____ EXERCISE MATERIALS
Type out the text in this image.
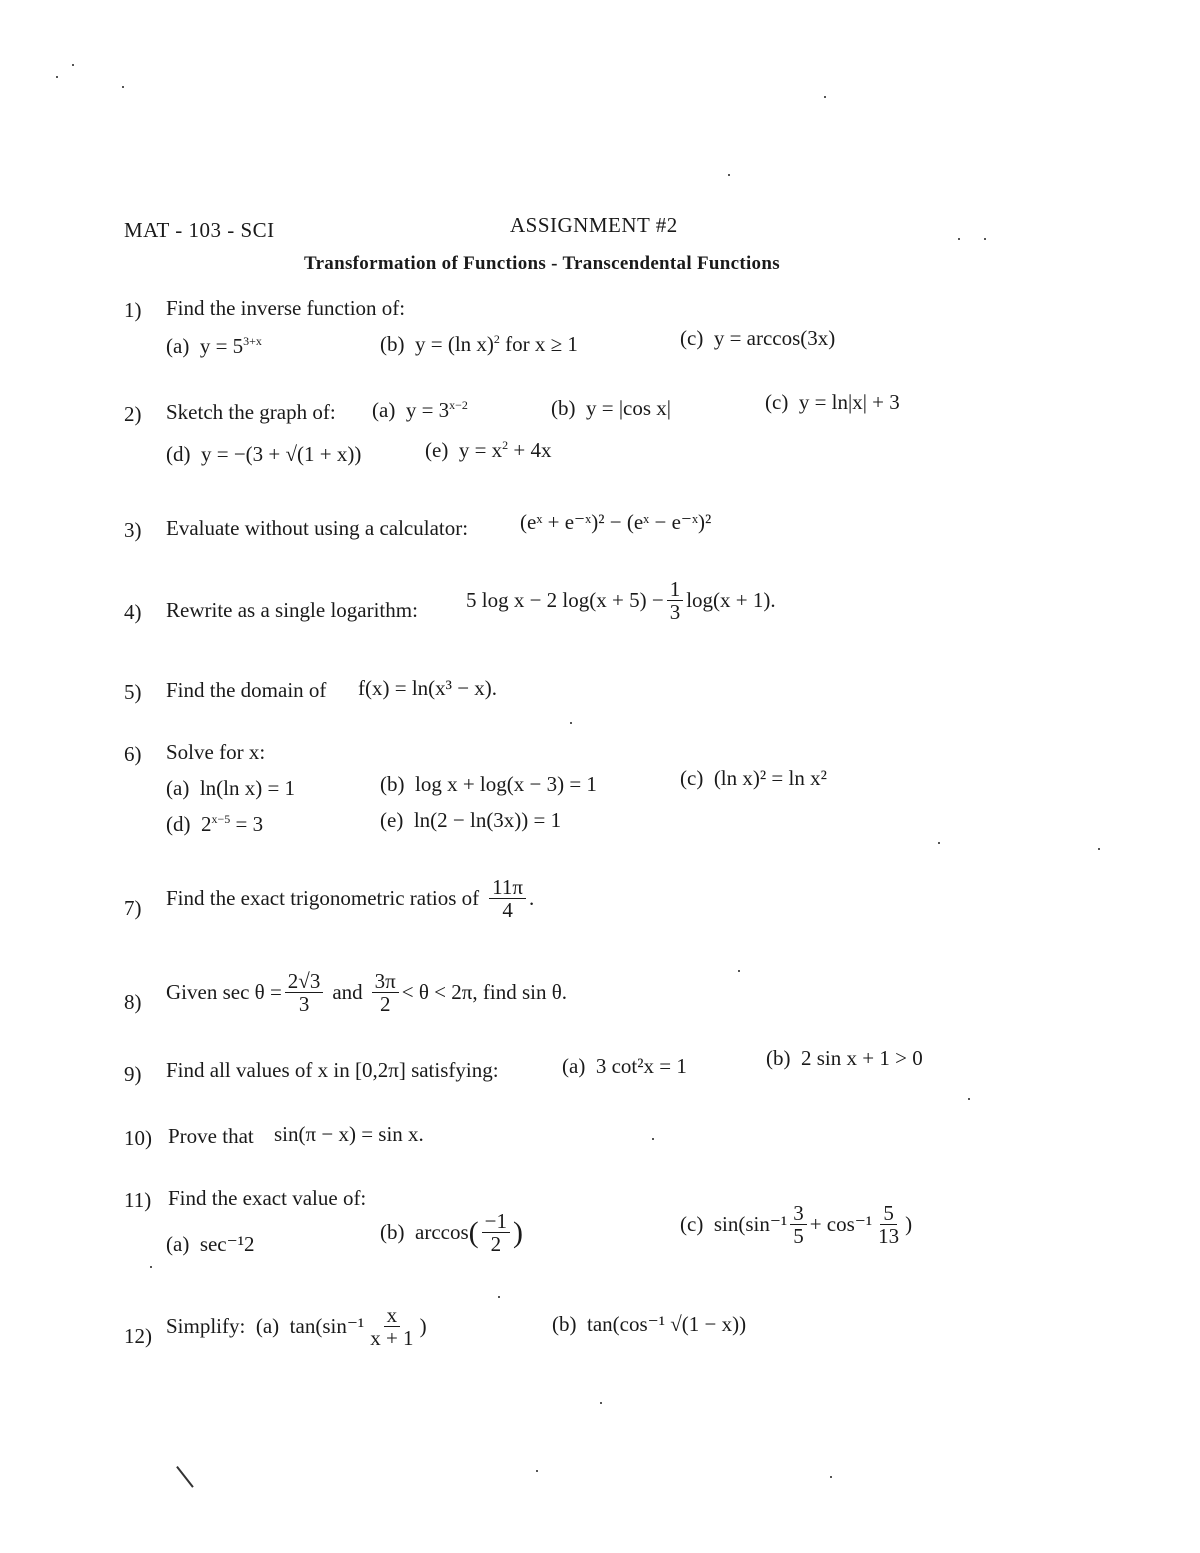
MAT - 103 - SCI	ASSIGNMENT #2
Transformation of Functions - Transcendental Functions
1) Find the inverse function of:
(a) $y = 5^{3+x}$	(b) y = (ln x)$^2$ for x ≥ 1	(c) y = arccos(3x)
2) Sketch the graph of: (a) $y = 3^{x-2}$	(b) y = |cos x|	(c) y = ln|x| + 3
(d) y = −(3 + √(1 + x))	(e) $y = x^2 + 4x$
3) Evaluate without using a calculator: (eˣ + e⁻ˣ)² − (eˣ − e⁻ˣ)²
4) Rewrite as a single logarithm: 5 log x − 2 $\log(x + 5) - \frac{1}{3} \log(x + 1)$.
5) Find the domain of f(x) = ln(x³ − x).
6) Solve for x:
(a) ln(ln x) = 1	(b) log x + log(x − 3) = 1	(c) (ln x)² = ln x²
(d) $2^{x-5} = 3$	(e) ln(2 − ln(3x)) = 1
7) Find the exact trigonometric ratios of $\frac{11\pi}{4}$ .
8) Given $\sec \theta = \frac{2√3}{3}$ and $\frac{3\pi}{2} < \theta < 2\pi$, find sin θ.
9) Find all values of x in [0,2π] satisfying:	(a) 3 cot²x = 1	(b) 2 sin x + 1 > 0
10) Prove that sin(π − x) = sin x.
11) Find the exact value of:
(a) sec⁻¹2	(b)
arccos ( $\frac{-1}{2}$ )	(c)
$\sin(\sin^{-1} \frac{3}{5} + \cos^{-1} \frac{5}{13}$ )
12) Simplify:
(a)
$\tan(\sin^{-1} \frac{x}{x + 1}$ )	(b) tan(cos⁻¹ √(1 − x))
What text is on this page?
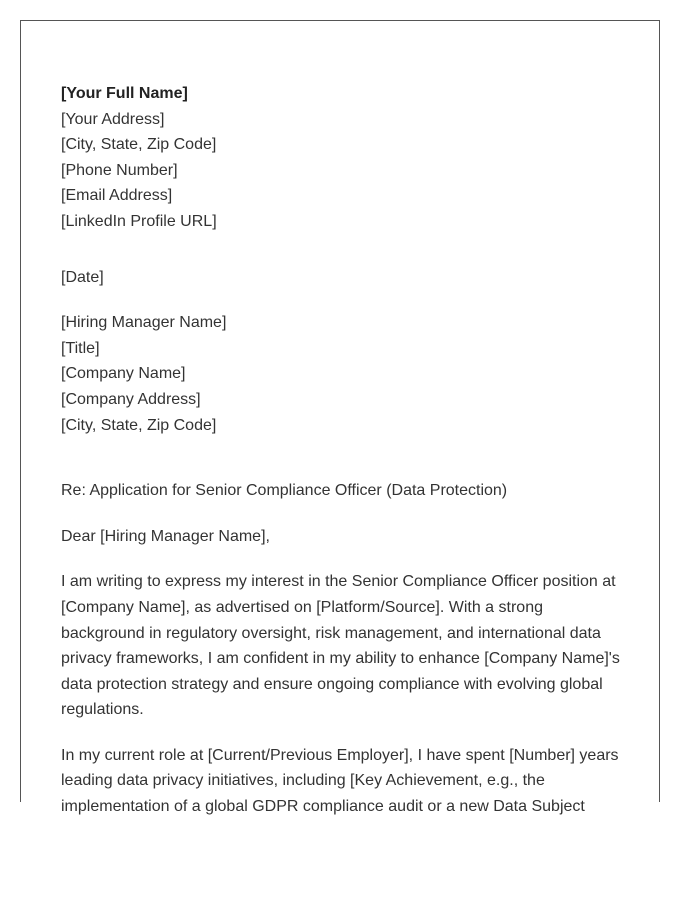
[Your Full Name]
[Your Address]
[City, State, Zip Code]
[Phone Number]
[Email Address]
[LinkedIn Profile URL]
[Date]
[Hiring Manager Name]
[Title]
[Company Name]
[Company Address]
[City, State, Zip Code]
Re: Application for Senior Compliance Officer (Data Protection)
Dear [Hiring Manager Name],

I am writing to express my interest in the Senior Compliance Officer position at [Company Name], as advertised on [Platform/Source]. With a strong background in regulatory oversight, risk management, and international data privacy frameworks, I am confident in my ability to enhance [Company Name]'s data protection strategy and ensure ongoing compliance with evolving global regulations.

In my current role at [Current/Previous Employer], I have spent [Number] years leading data privacy initiatives, including [Key Achievement, e.g., the implementation of a global GDPR compliance audit or a new Data Subject
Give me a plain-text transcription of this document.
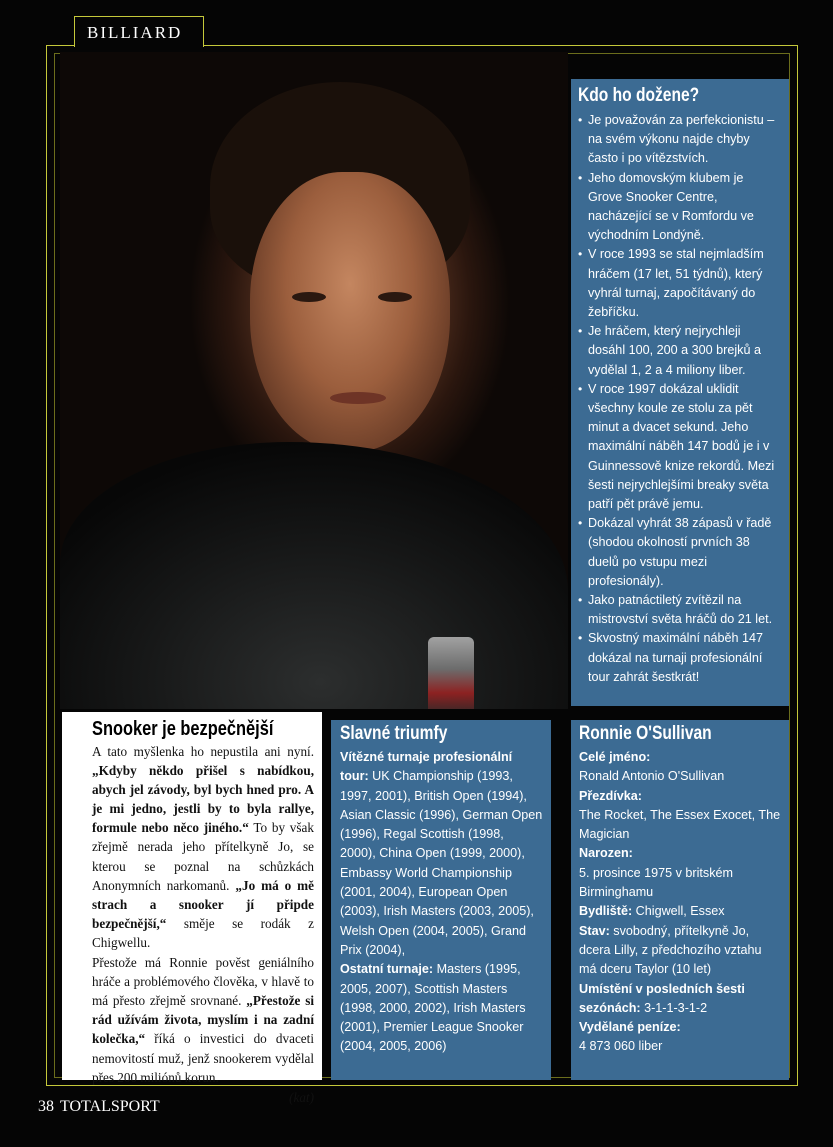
BILLIARD
Kdo ho dožene?
• Je považován za perfekcionistu – na svém výkonu najde chyby často i po vítězstvích.
• Jeho domovským klubem je Grove Snooker Centre, nacházející se v Romfordu ve východním Londýně.
• V roce 1993 se stal nejmladším hráčem (17 let, 51 týdnů), který vyhrál turnaj, započítávaný do žebříčku.
• Je hráčem, který nejrychleji dosáhl 100, 200 a 300 brejků a vydělal 1, 2 a 4 miliony liber.
• V roce 1997 dokázal uklidit všechny koule ze stolu za pět minut a dvacet sekund. Jeho maximální náběh 147 bodů je i v Guinnessově knize rekordů. Mezi šesti nejrychlejšími breaky světa patří pět právě jemu.
• Dokázal vyhrát 38 zápasů v řadě (shodou okolností prvních 38 duelů po vstupu mezi profesionály).
• Jako patnáctiletý zvítězil na mistrovství světa hráčů do 21 let.
• Skvostný maximální náběh 147 dokázal na turnaji profesionální tour zahrát šestkrát!
Snooker je bezpečnější

A tato myšlenka ho nepustila ani nyní. „Kdyby někdo přišel s nabídkou, abych jel závody, byl bych hned pro. A je mi jedno, jestli by to byla rallye, formule nebo něco jiného.“ To by však zřejmě nerada jeho přítelkyně Jo, se kterou se poznal na schůzkách Anonymních narkomanů. „Jo má o mě strach a snooker jí připde bezpečnější,“ směje se rodák z Chigwellu.

Přestože má Ronnie pověst geniálního hráče a problémového člověka, v hlavě to má přesto zřejmě srovnané. „Přestože si rád užívám života, myslím i na zadní kolečka,“ říká o investici do dvaceti nemovitostí muž, jenž snookerem vydělal přes 200 miliónů korun.

(kat)

Slavné triumfy

Vítězné turnaje profesionální tour: UK Championship (1993, 1997, 2001), British Open (1994), Asian Classic (1996), German Open (1996), Regal Scottish (1998, 2000), China Open (1999, 2000), Embassy World Championship (2001, 2004), European Open (2003), Irish Masters (2003, 2005), Welsh Open (2004, 2005), Grand Prix (2004),

Ostatní turnaje: Masters (1995, 2005, 2007), Scottish Masters (1998, 2000, 2002), Irish Masters (2001), Premier League Snooker (2004, 2005, 2006)

Ronnie O'Sullivan
Celé jméno:
Ronald Antonio O'Sullivan
Přezdívka:
The Rocket, The Essex Exocet, The Magician
Narozen:
5. prosince 1975 v britském Birminghamu
Bydliště: Chigwell, Essex
Stav: svobodný, přítelkyně Jo, dcera Lilly, z předchozího vztahu má dceru Taylor (10 let)
Umístění v posledních šesti sezónách: 3-1-1-3-1-2
Vydělané peníze:
4 873 060 liber
38 TOTALSPORT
________
[AIM OF THE TASK]:
Set the pictures aside and transcribe the data above exactly.

[OUTPUT FOR THIS EXERCISE]:
Type out the text in this image.
MAT - 103 - SCI	ASSIGNMENT #2
Transformation of Functions - Transcendental Functions
1) Find the inverse function of:
(a) $y = 5^{3+x}$	(b) y = (ln x)$^2$ for x ≥ 1	(c) y = arccos(3x)
2) Sketch the graph of: (a) $y = 3^{x-2}$	(b) y = |cos x|	(c) y = ln|x| + 3
(d) y = −(3 + √(1 + x))	(e) $y = x^2 + 4x$
3) Evaluate without using a calculator: (eˣ + e⁻ˣ)² − (eˣ − e⁻ˣ)²
4) Rewrite as a single logarithm: 5 log x − 2 $\log(x + 5) - \frac{1}{3} \log(x + 1)$.
5) Find the domain of f(x) = ln(x³ − x).
6) Solve for x:
(a) ln(ln x) = 1	(b) log x + log(x − 3) = 1	(c) (ln x)² = ln x²
(d) $2^{x-5} = 3$	(e) ln(2 − ln(3x)) = 1
7) Find the exact trigonometric ratios of $\frac{11\pi}{4}$ .
8) Given $\sec \theta = \frac{2√3}{3}$ and $\frac{3\pi}{2} < \theta < 2\pi$, find sin θ.
9) Find all values of x in [0,2π] satisfying:	(a) 3 cot²x = 1	(b) 2 sin x + 1 > 0
10) Prove that sin(π − x) = sin x.
11) Find the exact value of:
(a) sec⁻¹2	(b)
arccos ( $\frac{-1}{2}$ )	(c)
$\sin(\sin^{-1} \frac{3}{5} + \cos^{-1} \frac{5}{13}$ )
12) Simplify:
(a)
$\tan(\sin^{-1} \frac{x}{x + 1}$ )	(b) tan(cos⁻¹ √(1 − x))
What text is on this page?
[Your Full Name]
[Your Address]
[City, State, Zip Code]
[Phone Number]
[Email Address]
[LinkedIn Profile URL]
[Date]
[Hiring Manager Name]
[Title]
[Company Name]
[Company Address]
[City, State, Zip Code]
Re: Application for Senior Compliance Officer (Data Protection)
Dear [Hiring Manager Name],

I am writing to express my interest in the Senior Compliance Officer position at [Company Name], as advertised on [Platform/Source]. With a strong background in regulatory oversight, risk management, and international data privacy frameworks, I am confident in my ability to enhance [Company Name]'s data protection strategy and ensure ongoing compliance with evolving global regulations.

In my current role at [Current/Previous Employer], I have spent [Number] years leading data privacy initiatives, including [Key Achievement, e.g., the implementation of a global GDPR compliance audit or a new Data Subject
Give me a plain-text transcription of this document.
BILLIARD
Kdo ho dožene?
• Je považován za perfekcionistu – na svém výkonu najde chyby často i po vítězstvích.
• Jeho domovským klubem je Grove Snooker Centre, nacházející se v Romfordu ve východním Londýně.
• V roce 1993 se stal nejmladším hráčem (17 let, 51 týdnů), který vyhrál turnaj, započítávaný do žebříčku.
• Je hráčem, který nejrychleji dosáhl 100, 200 a 300 brejků a vydělal 1, 2 a 4 miliony liber.
• V roce 1997 dokázal uklidit všechny koule ze stolu za pět minut a dvacet sekund. Jeho maximální náběh 147 bodů je i v Guinnessově knize rekordů. Mezi šesti nejrychlejšími breaky světa patří pět právě jemu.
• Dokázal vyhrát 38 zápasů v řadě (shodou okolností prvních 38 duelů po vstupu mezi profesionály).
• Jako patnáctiletý zvítězil na mistrovství světa hráčů do 21 let.
• Skvostný maximální náběh 147 dokázal na turnaji profesionální tour zahrát šestkrát!
Snooker je bezpečnější

A tato myšlenka ho nepustila ani nyní. „Kdyby někdo přišel s nabídkou, abych jel závody, byl bych hned pro. A je mi jedno, jestli by to byla rallye, formule nebo něco jiného.“ To by však zřejmě nerada jeho přítelkyně Jo, se kterou se poznal na schůzkách Anonymních narkomanů. „Jo má o mě strach a snooker jí připde bezpečnější,“ směje se rodák z Chigwellu.

Přestože má Ronnie pověst geniálního hráče a problémového člověka, v hlavě to má přesto zřejmě srovnané. „Přestože si rád užívám života, myslím i na zadní kolečka,“ říká o investici do dvaceti nemovitostí muž, jenž snookerem vydělal přes 200 miliónů korun.

(kat)

Slavné triumfy

Vítězné turnaje profesionální tour: UK Championship (1993, 1997, 2001), British Open (1994), Asian Classic (1996), German Open (1996), Regal Scottish (1998, 2000), China Open (1999, 2000), Embassy World Championship (2001, 2004), European Open (2003), Irish Masters (2003, 2005), Welsh Open (2004, 2005), Grand Prix (2004),

Ostatní turnaje: Masters (1995, 2005, 2007), Scottish Masters (1998, 2000, 2002), Irish Masters (2001), Premier League Snooker (2004, 2005, 2006)

Ronnie O'Sullivan
Celé jméno:
Ronald Antonio O'Sullivan
Přezdívka:
The Rocket, The Essex Exocet, The Magician
Narozen:
5. prosince 1975 v britském Birminghamu
Bydliště: Chigwell, Essex
Stav: svobodný, přítelkyně Jo, dcera Lilly, z předchozího vztahu má dceru Taylor (10 let)
Umístění v posledních šesti sezónách: 3-1-1-3-1-2
Vydělané peníze:
4 873 060 liber
38 TOTALSPORT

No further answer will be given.